[Data records]
>> begin

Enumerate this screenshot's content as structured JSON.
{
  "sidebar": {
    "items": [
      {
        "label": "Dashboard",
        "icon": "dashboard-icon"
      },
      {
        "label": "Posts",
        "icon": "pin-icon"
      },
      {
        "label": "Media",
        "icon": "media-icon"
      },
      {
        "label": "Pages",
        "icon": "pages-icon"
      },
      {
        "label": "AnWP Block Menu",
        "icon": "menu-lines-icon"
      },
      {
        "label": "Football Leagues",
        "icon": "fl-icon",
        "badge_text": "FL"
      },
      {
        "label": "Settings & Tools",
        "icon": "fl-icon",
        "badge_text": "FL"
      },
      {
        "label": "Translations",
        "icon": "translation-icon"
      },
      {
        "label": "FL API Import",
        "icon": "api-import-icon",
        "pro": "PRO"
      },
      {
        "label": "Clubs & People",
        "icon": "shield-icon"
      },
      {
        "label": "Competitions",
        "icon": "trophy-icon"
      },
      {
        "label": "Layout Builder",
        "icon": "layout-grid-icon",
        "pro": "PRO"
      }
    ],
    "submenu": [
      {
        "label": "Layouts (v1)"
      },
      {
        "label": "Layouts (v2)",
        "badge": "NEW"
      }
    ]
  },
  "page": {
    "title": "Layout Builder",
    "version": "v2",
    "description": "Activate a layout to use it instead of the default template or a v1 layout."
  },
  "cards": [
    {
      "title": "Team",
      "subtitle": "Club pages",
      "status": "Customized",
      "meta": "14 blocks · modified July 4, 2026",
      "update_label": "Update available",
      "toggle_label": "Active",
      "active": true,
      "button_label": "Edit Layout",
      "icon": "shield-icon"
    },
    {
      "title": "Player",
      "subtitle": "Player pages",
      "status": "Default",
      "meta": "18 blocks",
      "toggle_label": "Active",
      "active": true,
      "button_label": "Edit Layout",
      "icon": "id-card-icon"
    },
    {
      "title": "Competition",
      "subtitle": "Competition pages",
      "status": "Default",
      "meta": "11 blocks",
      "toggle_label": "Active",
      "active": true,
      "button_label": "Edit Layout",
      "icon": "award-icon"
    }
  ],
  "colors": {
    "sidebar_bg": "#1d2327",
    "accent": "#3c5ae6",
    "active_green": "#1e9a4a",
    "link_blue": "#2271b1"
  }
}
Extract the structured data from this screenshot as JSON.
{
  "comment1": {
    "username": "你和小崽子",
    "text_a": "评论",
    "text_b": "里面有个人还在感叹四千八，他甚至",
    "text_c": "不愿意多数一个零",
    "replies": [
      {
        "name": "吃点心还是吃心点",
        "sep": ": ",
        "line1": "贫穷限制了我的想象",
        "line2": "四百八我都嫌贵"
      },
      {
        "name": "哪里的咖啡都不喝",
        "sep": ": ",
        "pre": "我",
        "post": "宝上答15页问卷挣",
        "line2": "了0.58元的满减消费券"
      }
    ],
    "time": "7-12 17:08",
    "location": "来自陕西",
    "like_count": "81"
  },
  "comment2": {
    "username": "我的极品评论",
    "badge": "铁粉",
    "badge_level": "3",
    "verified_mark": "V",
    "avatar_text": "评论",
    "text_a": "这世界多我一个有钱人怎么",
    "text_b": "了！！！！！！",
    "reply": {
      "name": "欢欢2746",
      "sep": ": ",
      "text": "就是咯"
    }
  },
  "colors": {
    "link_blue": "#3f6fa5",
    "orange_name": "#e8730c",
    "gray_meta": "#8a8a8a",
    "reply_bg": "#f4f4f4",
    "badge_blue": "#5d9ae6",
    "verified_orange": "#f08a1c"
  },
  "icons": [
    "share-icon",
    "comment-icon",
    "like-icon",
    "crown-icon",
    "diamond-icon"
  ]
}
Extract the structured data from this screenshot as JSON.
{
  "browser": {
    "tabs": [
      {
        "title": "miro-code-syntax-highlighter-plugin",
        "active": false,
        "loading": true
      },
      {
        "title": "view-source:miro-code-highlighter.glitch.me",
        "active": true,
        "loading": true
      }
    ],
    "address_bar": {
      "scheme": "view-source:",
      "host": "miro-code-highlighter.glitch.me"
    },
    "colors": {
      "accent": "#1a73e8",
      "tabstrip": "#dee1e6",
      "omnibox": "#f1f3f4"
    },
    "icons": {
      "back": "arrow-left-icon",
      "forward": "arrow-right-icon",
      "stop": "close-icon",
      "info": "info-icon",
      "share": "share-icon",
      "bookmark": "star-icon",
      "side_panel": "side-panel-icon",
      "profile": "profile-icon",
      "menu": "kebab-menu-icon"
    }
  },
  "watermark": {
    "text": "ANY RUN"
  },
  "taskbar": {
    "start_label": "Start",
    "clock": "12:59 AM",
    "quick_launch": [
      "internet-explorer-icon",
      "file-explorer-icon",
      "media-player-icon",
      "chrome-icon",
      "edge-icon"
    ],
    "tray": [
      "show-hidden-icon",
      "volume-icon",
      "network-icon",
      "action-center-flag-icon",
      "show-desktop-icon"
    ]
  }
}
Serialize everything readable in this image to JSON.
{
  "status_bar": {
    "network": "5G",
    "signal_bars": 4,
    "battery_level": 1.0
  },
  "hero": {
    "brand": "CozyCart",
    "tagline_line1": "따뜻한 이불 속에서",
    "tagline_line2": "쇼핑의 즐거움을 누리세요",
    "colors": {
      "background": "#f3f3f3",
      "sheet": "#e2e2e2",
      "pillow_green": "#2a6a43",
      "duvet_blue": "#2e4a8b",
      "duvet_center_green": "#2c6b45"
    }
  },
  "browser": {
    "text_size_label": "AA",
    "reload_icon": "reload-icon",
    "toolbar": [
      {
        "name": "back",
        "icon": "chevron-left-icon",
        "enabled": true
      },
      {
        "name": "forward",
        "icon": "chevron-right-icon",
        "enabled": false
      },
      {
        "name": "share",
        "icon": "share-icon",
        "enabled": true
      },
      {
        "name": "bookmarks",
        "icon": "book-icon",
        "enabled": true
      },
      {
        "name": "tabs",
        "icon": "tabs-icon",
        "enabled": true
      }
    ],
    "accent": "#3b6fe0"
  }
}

>> end

Requirements
Of all the lines in the listing above, how many contain the word "chevron"? Answer with the number alone.

Result of the task
2